▼
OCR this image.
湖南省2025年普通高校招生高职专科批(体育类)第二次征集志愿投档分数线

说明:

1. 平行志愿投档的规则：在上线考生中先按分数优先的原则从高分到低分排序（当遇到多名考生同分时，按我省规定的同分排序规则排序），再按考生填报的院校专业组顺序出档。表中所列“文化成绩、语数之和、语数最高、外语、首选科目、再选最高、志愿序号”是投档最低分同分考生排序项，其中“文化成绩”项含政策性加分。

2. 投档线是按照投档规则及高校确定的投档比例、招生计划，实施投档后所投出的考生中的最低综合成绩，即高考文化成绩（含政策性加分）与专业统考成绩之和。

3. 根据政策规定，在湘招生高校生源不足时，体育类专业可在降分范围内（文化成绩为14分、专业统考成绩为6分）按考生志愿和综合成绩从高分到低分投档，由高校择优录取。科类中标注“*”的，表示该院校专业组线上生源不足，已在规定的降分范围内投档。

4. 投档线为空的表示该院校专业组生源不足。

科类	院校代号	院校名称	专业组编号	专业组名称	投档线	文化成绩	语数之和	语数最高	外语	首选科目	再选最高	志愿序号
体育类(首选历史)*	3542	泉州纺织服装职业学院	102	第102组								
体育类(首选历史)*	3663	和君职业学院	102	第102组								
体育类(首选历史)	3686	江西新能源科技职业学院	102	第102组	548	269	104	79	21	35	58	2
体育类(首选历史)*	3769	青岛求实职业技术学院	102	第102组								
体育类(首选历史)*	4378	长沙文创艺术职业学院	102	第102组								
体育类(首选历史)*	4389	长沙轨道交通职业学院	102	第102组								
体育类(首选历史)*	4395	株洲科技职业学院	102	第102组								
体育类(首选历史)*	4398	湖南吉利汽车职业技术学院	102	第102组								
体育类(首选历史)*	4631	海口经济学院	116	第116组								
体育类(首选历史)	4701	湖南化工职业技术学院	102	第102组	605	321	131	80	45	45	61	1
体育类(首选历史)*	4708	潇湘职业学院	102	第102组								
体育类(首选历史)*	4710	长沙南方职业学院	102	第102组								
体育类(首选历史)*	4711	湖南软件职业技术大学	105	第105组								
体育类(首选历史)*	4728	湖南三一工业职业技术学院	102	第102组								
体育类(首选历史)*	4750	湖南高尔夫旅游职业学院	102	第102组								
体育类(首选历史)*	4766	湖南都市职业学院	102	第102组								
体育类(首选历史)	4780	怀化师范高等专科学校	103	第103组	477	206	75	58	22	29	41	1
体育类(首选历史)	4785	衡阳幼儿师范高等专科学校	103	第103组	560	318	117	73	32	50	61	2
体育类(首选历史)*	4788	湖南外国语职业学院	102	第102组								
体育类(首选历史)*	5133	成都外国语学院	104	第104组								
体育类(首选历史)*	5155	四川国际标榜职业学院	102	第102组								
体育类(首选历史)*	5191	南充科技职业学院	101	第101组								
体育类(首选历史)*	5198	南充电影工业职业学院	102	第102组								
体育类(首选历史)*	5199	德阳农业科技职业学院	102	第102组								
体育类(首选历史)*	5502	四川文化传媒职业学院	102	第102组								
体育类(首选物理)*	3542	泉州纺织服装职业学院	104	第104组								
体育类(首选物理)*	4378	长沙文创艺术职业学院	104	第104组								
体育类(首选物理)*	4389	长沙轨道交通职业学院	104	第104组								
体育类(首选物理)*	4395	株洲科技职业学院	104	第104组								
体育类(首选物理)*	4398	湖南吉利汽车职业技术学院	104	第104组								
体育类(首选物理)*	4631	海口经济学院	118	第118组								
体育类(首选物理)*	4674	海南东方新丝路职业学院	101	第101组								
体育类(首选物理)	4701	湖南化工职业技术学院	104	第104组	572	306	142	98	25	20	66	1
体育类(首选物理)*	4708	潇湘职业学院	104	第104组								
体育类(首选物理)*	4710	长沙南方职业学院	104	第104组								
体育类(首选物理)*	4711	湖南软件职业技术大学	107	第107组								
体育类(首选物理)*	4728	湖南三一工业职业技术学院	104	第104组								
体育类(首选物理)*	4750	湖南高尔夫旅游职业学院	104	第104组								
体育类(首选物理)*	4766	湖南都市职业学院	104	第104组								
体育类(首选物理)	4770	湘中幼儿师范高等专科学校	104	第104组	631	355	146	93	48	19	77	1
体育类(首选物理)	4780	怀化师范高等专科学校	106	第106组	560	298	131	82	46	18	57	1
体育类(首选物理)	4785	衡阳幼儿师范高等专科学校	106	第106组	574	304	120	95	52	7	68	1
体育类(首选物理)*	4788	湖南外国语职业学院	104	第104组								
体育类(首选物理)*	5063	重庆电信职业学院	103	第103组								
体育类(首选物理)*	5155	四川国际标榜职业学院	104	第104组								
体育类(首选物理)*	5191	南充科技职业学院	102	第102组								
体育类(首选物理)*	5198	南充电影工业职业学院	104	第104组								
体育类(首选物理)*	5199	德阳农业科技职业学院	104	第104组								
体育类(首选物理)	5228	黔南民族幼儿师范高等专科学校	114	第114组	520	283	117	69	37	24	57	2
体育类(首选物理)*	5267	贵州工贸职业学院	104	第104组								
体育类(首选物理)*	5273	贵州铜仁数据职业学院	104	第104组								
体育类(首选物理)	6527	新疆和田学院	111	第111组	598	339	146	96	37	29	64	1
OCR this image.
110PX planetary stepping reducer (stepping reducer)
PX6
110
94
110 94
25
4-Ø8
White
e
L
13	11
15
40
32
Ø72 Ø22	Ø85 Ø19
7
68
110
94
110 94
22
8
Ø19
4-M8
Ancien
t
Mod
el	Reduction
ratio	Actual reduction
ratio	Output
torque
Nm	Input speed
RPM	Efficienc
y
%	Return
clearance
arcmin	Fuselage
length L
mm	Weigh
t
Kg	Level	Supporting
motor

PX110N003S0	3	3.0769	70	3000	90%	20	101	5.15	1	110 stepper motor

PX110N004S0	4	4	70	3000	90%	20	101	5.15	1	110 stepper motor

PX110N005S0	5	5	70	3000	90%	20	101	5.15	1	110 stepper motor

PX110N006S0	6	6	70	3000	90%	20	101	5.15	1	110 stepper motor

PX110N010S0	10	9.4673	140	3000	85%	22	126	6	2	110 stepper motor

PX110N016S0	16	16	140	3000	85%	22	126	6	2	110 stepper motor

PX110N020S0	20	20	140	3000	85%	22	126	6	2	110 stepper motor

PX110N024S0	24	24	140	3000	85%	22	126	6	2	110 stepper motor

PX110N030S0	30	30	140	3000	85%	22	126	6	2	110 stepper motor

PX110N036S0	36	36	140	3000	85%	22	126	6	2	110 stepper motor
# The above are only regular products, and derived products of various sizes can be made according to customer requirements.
▲
→ What is asked
Identify the lines that hold the word "潇湘职业学院". Copy every one of them.

→ Full response
体育类(首选历史)*	4708	潇湘职业学院	102	第102组								
体育类(首选物理)*	4708	潇湘职业学院	104	第104组								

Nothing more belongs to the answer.